**TO DO**
Transcribe the entries exactly; images are not part of the copy.
★ ★ ★ ★ ★
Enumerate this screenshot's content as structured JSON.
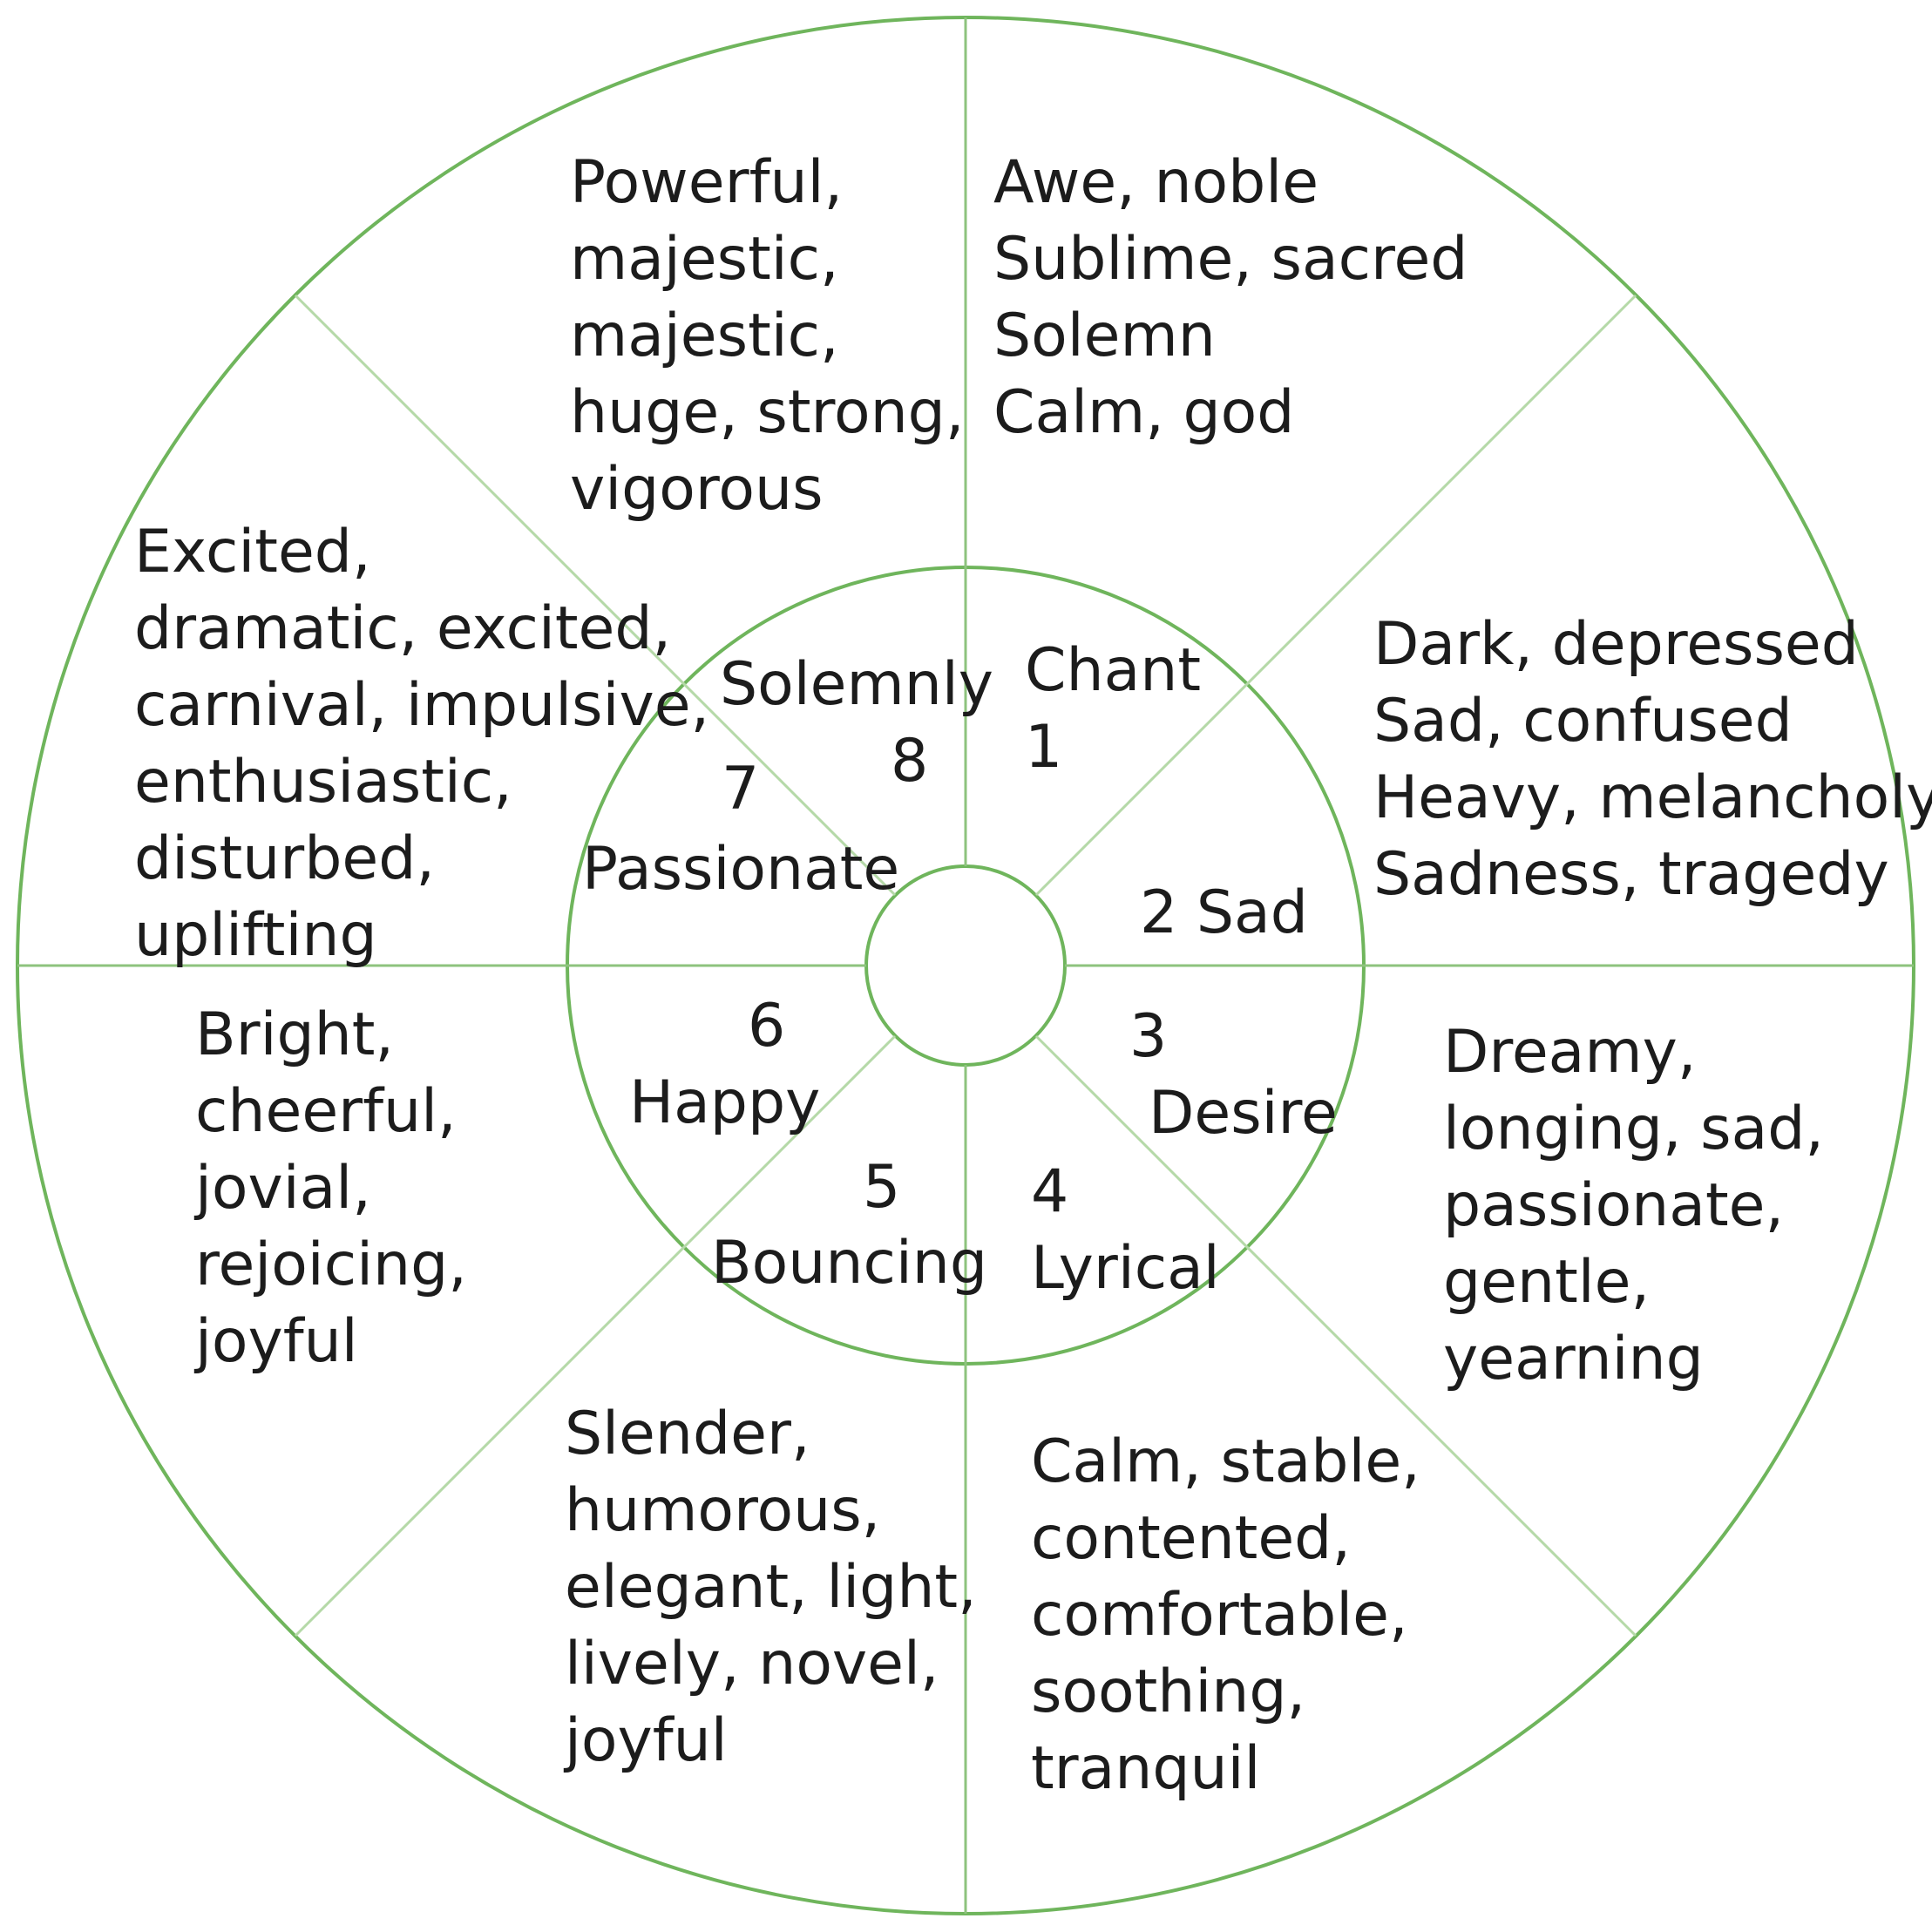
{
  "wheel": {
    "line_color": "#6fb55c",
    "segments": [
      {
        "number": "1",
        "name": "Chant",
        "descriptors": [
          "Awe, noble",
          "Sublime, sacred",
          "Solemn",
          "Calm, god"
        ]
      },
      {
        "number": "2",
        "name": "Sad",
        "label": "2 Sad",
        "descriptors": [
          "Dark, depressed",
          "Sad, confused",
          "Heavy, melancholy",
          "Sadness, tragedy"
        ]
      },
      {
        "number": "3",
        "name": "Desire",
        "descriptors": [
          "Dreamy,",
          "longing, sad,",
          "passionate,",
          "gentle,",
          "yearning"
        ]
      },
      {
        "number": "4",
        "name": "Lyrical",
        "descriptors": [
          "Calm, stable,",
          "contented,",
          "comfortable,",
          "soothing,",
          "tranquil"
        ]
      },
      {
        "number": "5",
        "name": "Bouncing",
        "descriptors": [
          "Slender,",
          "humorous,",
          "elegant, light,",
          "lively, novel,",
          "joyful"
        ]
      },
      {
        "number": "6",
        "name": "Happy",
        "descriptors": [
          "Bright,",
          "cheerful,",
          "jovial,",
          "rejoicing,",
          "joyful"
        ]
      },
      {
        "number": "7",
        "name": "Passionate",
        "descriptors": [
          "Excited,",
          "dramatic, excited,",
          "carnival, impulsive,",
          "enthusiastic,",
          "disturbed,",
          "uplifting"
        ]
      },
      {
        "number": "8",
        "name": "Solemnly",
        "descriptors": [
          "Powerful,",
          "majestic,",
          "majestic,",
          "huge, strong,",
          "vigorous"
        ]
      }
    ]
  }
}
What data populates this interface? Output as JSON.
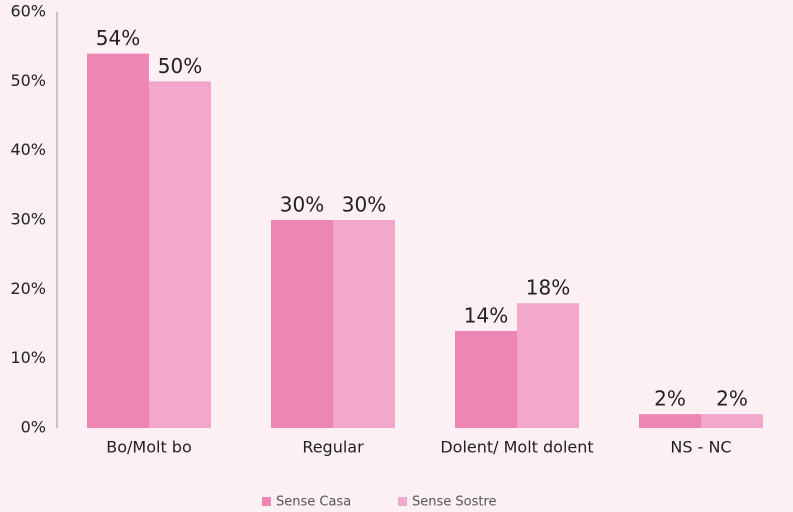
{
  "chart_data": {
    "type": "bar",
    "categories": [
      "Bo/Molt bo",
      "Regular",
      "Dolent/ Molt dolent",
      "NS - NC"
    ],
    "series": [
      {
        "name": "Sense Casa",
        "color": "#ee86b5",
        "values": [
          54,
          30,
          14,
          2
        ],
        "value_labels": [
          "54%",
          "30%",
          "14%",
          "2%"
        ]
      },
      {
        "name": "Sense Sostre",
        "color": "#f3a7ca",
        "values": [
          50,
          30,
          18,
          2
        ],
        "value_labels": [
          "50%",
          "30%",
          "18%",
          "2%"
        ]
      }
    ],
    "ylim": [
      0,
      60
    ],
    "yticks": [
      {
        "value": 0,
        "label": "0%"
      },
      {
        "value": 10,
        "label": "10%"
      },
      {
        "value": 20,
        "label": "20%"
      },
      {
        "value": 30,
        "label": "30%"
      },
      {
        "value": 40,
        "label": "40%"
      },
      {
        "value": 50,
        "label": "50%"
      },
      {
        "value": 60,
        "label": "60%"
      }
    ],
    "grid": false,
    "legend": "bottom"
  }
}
★ ★ ★ ★ ★
**RESPONSE BELOW**
Enumerate this screenshot's content as structured JSON.
{
  "wheel": {
    "line_color": "#6fb55c",
    "segments": [
      {
        "number": "1",
        "name": "Chant",
        "descriptors": [
          "Awe, noble",
          "Sublime, sacred",
          "Solemn",
          "Calm, god"
        ]
      },
      {
        "number": "2",
        "name": "Sad",
        "label": "2 Sad",
        "descriptors": [
          "Dark, depressed",
          "Sad, confused",
          "Heavy, melancholy",
          "Sadness, tragedy"
        ]
      },
      {
        "number": "3",
        "name": "Desire",
        "descriptors": [
          "Dreamy,",
          "longing, sad,",
          "passionate,",
          "gentle,",
          "yearning"
        ]
      },
      {
        "number": "4",
        "name": "Lyrical",
        "descriptors": [
          "Calm, stable,",
          "contented,",
          "comfortable,",
          "soothing,",
          "tranquil"
        ]
      },
      {
        "number": "5",
        "name": "Bouncing",
        "descriptors": [
          "Slender,",
          "humorous,",
          "elegant, light,",
          "lively, novel,",
          "joyful"
        ]
      },
      {
        "number": "6",
        "name": "Happy",
        "descriptors": [
          "Bright,",
          "cheerful,",
          "jovial,",
          "rejoicing,",
          "joyful"
        ]
      },
      {
        "number": "7",
        "name": "Passionate",
        "descriptors": [
          "Excited,",
          "dramatic, excited,",
          "carnival, impulsive,",
          "enthusiastic,",
          "disturbed,",
          "uplifting"
        ]
      },
      {
        "number": "8",
        "name": "Solemnly",
        "descriptors": [
          "Powerful,",
          "majestic,",
          "majestic,",
          "huge, strong,",
          "vigorous"
        ]
      }
    ]
  }
}
What data populates this interface? Output as JSON.
{
  "chart_data": {
    "type": "bar",
    "categories": [
      "Bo/Molt bo",
      "Regular",
      "Dolent/ Molt dolent",
      "NS - NC"
    ],
    "series": [
      {
        "name": "Sense Casa",
        "color": "#ee86b5",
        "values": [
          54,
          30,
          14,
          2
        ],
        "value_labels": [
          "54%",
          "30%",
          "14%",
          "2%"
        ]
      },
      {
        "name": "Sense Sostre",
        "color": "#f3a7ca",
        "values": [
          50,
          30,
          18,
          2
        ],
        "value_labels": [
          "50%",
          "30%",
          "18%",
          "2%"
        ]
      }
    ],
    "ylim": [
      0,
      60
    ],
    "yticks": [
      {
        "value": 0,
        "label": "0%"
      },
      {
        "value": 10,
        "label": "10%"
      },
      {
        "value": 20,
        "label": "20%"
      },
      {
        "value": 30,
        "label": "30%"
      },
      {
        "value": 40,
        "label": "40%"
      },
      {
        "value": 50,
        "label": "50%"
      },
      {
        "value": 60,
        "label": "60%"
      }
    ],
    "grid": false,
    "legend": "bottom"
  }
}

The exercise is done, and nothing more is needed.